Problem requirements
Search the entries below for "Canned". Report each line where it occurs.

Dataset extract
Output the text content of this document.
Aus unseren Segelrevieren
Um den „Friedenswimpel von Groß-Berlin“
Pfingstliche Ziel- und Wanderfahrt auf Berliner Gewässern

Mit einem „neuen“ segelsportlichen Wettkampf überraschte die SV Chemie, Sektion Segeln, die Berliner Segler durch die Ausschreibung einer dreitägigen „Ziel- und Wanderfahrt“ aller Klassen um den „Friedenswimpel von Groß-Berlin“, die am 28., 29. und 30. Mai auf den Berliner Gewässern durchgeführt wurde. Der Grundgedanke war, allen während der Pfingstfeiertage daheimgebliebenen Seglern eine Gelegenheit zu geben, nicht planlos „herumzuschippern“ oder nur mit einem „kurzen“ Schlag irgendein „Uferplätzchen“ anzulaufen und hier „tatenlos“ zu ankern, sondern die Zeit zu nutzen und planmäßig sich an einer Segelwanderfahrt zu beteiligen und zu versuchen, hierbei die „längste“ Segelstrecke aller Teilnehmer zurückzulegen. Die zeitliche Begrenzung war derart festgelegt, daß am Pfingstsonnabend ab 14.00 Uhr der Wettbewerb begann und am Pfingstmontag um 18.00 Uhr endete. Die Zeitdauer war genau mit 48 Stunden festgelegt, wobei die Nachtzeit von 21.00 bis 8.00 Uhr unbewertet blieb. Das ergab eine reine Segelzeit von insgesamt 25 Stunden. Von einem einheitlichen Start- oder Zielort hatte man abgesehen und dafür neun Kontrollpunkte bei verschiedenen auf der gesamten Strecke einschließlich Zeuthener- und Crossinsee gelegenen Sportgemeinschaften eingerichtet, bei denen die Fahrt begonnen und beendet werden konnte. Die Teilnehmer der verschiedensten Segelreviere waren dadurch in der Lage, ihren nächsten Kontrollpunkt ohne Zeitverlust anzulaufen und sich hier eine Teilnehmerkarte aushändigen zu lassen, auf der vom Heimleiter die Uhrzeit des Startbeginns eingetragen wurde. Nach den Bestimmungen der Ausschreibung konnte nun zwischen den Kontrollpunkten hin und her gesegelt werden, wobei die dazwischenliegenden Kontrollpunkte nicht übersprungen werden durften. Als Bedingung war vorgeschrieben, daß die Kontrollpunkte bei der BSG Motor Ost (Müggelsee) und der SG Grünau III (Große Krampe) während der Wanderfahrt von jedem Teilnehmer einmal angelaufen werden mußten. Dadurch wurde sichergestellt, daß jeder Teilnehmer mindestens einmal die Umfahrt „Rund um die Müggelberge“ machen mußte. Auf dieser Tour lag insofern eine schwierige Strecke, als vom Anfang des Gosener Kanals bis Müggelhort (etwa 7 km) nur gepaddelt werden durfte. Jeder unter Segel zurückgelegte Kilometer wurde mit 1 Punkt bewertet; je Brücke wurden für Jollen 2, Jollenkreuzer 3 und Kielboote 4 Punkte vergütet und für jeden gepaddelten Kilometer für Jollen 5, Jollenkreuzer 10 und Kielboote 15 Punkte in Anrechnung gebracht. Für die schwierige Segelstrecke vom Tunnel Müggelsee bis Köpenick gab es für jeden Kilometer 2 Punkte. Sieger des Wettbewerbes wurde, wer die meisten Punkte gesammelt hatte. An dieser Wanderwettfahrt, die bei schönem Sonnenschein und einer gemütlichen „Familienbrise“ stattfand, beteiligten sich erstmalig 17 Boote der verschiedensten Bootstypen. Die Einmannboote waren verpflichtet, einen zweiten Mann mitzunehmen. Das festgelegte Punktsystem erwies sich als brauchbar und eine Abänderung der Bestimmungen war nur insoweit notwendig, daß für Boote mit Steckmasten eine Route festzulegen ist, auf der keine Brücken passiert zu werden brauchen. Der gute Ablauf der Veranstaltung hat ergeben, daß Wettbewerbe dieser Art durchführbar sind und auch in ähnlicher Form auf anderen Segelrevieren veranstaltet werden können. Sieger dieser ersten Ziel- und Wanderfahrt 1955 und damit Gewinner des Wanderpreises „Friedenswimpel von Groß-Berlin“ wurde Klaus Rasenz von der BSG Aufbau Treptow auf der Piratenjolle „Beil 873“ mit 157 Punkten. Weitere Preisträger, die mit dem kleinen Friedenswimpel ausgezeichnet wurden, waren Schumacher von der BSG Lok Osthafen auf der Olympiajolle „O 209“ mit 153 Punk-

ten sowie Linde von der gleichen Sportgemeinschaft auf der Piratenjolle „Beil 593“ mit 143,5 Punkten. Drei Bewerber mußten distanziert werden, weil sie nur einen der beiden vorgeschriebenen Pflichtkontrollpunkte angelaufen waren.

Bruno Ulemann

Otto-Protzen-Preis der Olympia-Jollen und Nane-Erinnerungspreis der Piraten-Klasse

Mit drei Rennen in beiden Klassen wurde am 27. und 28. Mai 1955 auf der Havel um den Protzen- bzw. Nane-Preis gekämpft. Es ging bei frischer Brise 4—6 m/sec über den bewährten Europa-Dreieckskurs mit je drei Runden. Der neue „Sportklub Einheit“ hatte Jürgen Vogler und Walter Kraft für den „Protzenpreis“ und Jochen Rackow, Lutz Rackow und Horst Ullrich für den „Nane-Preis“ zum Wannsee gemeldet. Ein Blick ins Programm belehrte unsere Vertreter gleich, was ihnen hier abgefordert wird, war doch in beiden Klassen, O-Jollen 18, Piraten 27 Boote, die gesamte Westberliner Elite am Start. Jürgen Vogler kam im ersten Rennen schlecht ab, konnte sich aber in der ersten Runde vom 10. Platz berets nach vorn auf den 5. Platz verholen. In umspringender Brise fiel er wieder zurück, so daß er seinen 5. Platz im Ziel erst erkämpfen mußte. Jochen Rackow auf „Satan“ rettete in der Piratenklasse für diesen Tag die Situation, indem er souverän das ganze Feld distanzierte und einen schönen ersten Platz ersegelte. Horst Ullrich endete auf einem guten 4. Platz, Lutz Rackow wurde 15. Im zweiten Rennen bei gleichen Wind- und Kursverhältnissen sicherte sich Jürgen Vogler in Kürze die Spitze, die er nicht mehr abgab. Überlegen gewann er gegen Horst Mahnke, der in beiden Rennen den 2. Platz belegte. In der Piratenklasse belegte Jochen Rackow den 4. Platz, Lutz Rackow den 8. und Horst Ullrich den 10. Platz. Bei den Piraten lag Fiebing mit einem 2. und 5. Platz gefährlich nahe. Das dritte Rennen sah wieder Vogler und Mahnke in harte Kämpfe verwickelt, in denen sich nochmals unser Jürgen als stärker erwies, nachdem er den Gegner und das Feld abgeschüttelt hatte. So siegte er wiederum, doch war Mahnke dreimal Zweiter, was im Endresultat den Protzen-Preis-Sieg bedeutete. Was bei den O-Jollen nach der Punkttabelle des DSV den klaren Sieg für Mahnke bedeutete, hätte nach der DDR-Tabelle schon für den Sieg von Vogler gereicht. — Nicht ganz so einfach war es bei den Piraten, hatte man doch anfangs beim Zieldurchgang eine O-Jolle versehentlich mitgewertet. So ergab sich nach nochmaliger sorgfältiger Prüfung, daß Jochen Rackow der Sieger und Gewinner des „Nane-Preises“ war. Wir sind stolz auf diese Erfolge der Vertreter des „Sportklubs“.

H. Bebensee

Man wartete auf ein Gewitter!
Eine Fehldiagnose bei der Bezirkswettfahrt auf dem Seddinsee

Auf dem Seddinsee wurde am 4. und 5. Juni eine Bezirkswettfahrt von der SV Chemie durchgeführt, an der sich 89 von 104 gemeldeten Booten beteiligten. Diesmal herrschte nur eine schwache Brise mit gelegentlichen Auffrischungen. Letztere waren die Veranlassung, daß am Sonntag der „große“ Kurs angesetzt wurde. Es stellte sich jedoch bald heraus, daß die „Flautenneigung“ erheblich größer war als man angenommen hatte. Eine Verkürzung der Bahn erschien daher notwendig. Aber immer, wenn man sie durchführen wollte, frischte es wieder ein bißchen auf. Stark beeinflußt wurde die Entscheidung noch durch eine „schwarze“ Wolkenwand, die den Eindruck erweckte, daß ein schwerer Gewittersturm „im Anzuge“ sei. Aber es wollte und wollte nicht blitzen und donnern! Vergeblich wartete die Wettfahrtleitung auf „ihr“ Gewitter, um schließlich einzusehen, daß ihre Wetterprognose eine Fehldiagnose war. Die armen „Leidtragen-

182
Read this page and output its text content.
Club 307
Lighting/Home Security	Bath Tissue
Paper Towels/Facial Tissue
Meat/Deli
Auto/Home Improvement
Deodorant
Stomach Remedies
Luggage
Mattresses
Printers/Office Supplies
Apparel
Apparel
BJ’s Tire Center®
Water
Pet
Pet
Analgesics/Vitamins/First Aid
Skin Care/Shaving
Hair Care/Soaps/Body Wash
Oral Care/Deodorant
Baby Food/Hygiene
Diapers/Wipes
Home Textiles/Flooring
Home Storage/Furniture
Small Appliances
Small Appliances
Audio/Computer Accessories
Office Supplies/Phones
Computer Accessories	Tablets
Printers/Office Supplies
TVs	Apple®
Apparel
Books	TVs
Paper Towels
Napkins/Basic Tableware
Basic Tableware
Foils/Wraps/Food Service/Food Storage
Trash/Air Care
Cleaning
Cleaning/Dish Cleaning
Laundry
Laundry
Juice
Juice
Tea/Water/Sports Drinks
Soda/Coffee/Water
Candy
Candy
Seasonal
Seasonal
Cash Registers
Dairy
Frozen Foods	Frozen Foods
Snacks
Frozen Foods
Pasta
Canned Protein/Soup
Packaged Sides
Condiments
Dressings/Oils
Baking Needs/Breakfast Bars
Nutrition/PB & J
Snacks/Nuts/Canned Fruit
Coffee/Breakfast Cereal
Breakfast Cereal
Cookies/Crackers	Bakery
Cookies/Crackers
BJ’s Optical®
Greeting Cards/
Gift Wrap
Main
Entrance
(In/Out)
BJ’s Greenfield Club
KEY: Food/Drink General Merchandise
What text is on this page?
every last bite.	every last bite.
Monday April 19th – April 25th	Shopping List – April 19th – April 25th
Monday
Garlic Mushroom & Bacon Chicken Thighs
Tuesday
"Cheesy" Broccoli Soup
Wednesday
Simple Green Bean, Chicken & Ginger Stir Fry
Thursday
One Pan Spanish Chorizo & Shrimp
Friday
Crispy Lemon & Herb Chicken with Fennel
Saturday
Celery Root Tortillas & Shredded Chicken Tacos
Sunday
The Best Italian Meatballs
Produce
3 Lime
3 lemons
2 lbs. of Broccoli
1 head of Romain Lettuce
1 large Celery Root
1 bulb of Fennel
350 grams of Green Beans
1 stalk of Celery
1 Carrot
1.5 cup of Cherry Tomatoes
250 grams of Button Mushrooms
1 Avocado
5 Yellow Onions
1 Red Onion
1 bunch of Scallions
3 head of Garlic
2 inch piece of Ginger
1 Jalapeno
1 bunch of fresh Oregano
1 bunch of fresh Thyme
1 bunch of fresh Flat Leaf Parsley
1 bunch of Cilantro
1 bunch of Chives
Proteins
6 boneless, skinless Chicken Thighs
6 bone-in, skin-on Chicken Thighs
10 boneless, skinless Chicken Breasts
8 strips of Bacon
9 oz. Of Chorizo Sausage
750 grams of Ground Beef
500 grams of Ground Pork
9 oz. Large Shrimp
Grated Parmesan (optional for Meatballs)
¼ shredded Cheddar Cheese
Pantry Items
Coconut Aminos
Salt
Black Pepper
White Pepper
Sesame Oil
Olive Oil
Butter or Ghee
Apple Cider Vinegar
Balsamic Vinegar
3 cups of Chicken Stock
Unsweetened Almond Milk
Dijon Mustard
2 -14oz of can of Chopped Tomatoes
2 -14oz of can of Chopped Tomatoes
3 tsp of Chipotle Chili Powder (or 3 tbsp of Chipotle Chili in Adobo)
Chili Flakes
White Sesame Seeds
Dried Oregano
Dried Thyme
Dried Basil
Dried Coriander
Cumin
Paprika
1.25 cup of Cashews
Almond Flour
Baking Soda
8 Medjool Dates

Result of the exercise
Canned Protein/Soup
Snacks/Nuts/Canned Fruit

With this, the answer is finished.